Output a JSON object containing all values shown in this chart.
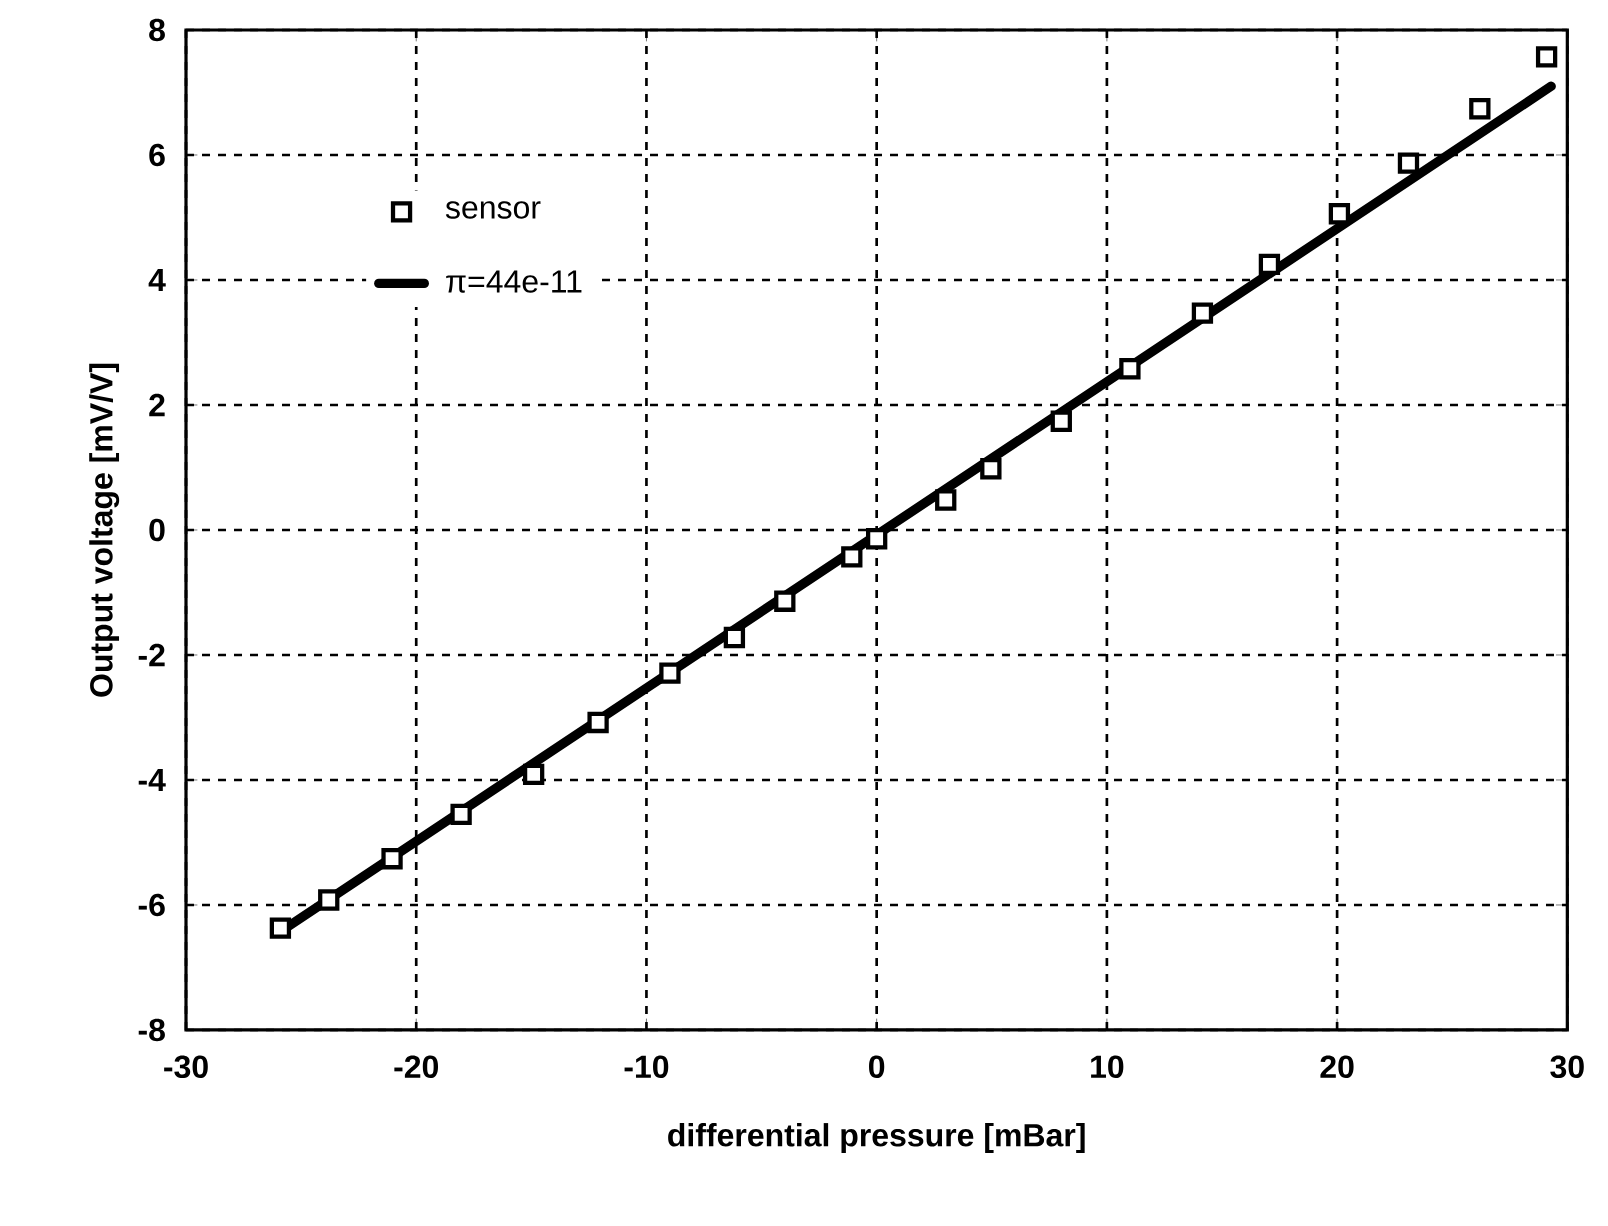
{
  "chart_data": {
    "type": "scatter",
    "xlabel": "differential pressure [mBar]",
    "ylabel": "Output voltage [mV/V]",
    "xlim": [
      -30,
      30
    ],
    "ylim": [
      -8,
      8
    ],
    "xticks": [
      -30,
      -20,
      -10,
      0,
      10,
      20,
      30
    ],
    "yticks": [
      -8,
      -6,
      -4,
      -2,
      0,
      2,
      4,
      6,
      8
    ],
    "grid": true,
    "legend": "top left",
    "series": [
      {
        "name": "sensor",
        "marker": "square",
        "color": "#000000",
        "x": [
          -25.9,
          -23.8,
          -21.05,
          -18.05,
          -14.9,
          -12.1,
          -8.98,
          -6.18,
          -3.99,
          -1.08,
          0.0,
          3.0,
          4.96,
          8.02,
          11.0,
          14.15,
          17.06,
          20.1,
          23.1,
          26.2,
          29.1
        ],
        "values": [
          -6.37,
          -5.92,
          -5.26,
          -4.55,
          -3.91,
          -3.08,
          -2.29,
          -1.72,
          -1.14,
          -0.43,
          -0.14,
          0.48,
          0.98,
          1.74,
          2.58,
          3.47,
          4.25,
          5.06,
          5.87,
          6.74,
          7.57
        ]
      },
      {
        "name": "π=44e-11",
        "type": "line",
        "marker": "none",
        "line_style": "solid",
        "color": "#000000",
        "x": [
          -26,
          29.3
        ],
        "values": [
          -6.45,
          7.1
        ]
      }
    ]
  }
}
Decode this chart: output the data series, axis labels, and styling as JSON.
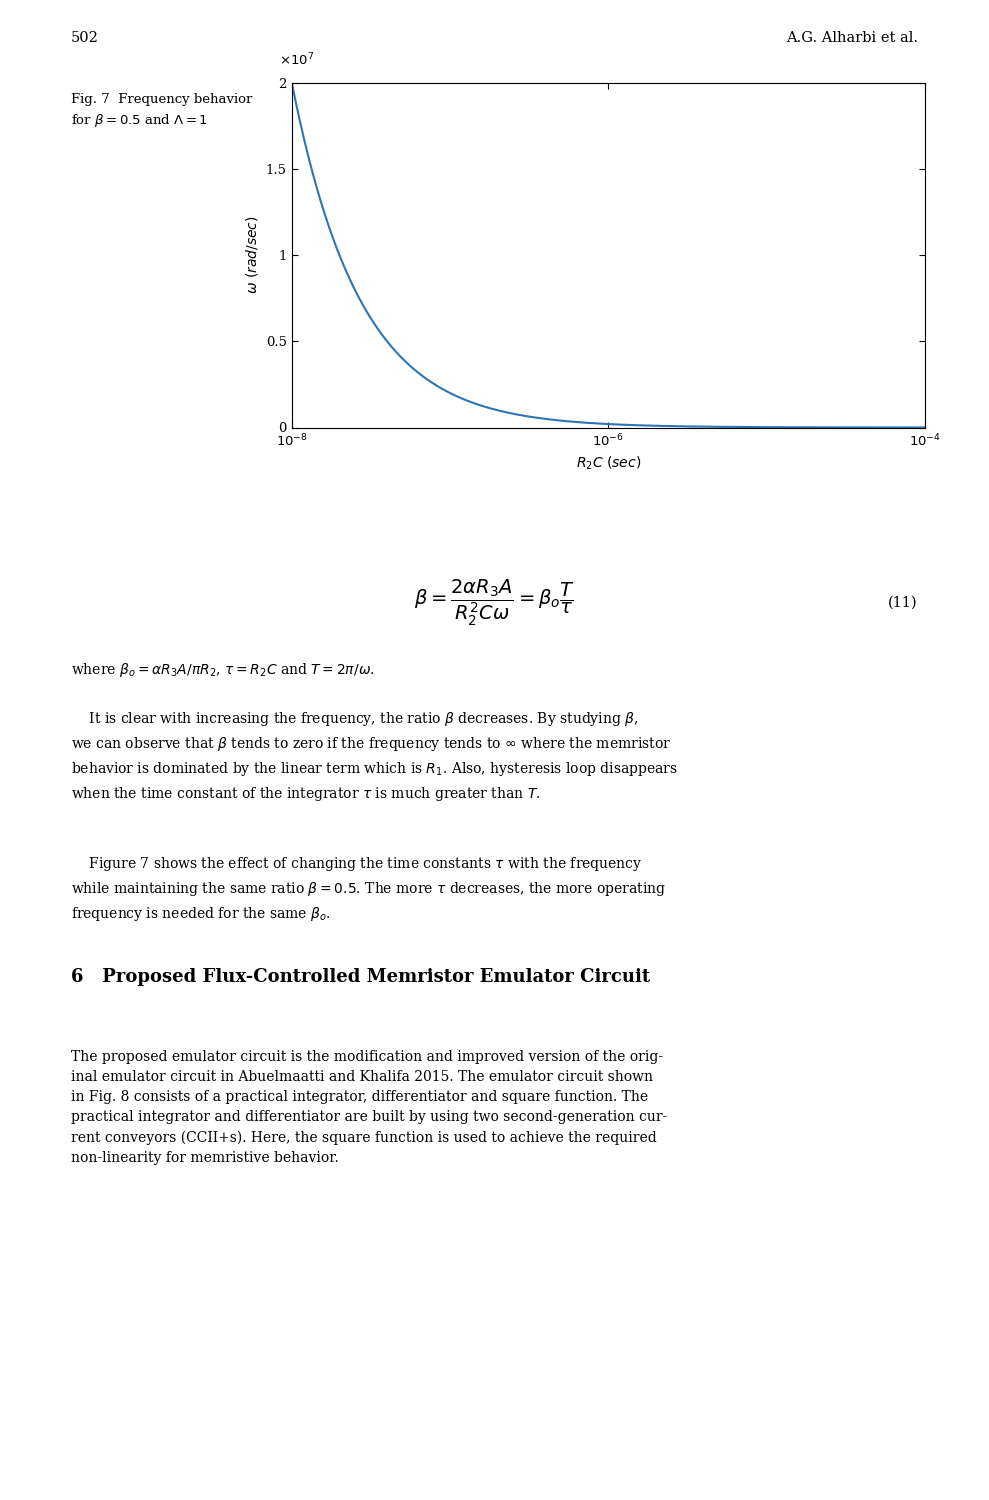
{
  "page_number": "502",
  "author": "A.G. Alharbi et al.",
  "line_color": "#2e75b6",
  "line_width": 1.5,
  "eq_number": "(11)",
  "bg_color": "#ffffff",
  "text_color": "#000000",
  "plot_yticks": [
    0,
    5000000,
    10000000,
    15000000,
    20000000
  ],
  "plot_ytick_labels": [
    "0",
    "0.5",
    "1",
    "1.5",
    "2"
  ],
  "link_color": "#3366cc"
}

======

_PROBLEM REQUIREMENTS_
From the data above, write out everything exactly except the pictures.

_ANSWER BELOW_
Output a JSON object containing all values shown in this chart.
{
  "chart_data": {
    "type": "scatter",
    "xlabel": "differential pressure [mBar]",
    "ylabel": "Output voltage [mV/V]",
    "xlim": [
      -30,
      30
    ],
    "ylim": [
      -8,
      8
    ],
    "xticks": [
      -30,
      -20,
      -10,
      0,
      10,
      20,
      30
    ],
    "yticks": [
      -8,
      -6,
      -4,
      -2,
      0,
      2,
      4,
      6,
      8
    ],
    "grid": true,
    "legend": "top left",
    "series": [
      {
        "name": "sensor",
        "marker": "square",
        "color": "#000000",
        "x": [
          -25.9,
          -23.8,
          -21.05,
          -18.05,
          -14.9,
          -12.1,
          -8.98,
          -6.18,
          -3.99,
          -1.08,
          0.0,
          3.0,
          4.96,
          8.02,
          11.0,
          14.15,
          17.06,
          20.1,
          23.1,
          26.2,
          29.1
        ],
        "values": [
          -6.37,
          -5.92,
          -5.26,
          -4.55,
          -3.91,
          -3.08,
          -2.29,
          -1.72,
          -1.14,
          -0.43,
          -0.14,
          0.48,
          0.98,
          1.74,
          2.58,
          3.47,
          4.25,
          5.06,
          5.87,
          6.74,
          7.57
        ]
      },
      {
        "name": "π=44e-11",
        "type": "line",
        "marker": "none",
        "line_style": "solid",
        "color": "#000000",
        "x": [
          -26,
          29.3
        ],
        "values": [
          -6.45,
          7.1
        ]
      }
    ]
  }
}
Decode this chart: output the data series, axis labels, and styling as JSON.
{
  "page_number": "502",
  "author": "A.G. Alharbi et al.",
  "line_color": "#2e75b6",
  "line_width": 1.5,
  "eq_number": "(11)",
  "bg_color": "#ffffff",
  "text_color": "#000000",
  "plot_yticks": [
    0,
    5000000,
    10000000,
    15000000,
    20000000
  ],
  "plot_ytick_labels": [
    "0",
    "0.5",
    "1",
    "1.5",
    "2"
  ],
  "link_color": "#3366cc"
}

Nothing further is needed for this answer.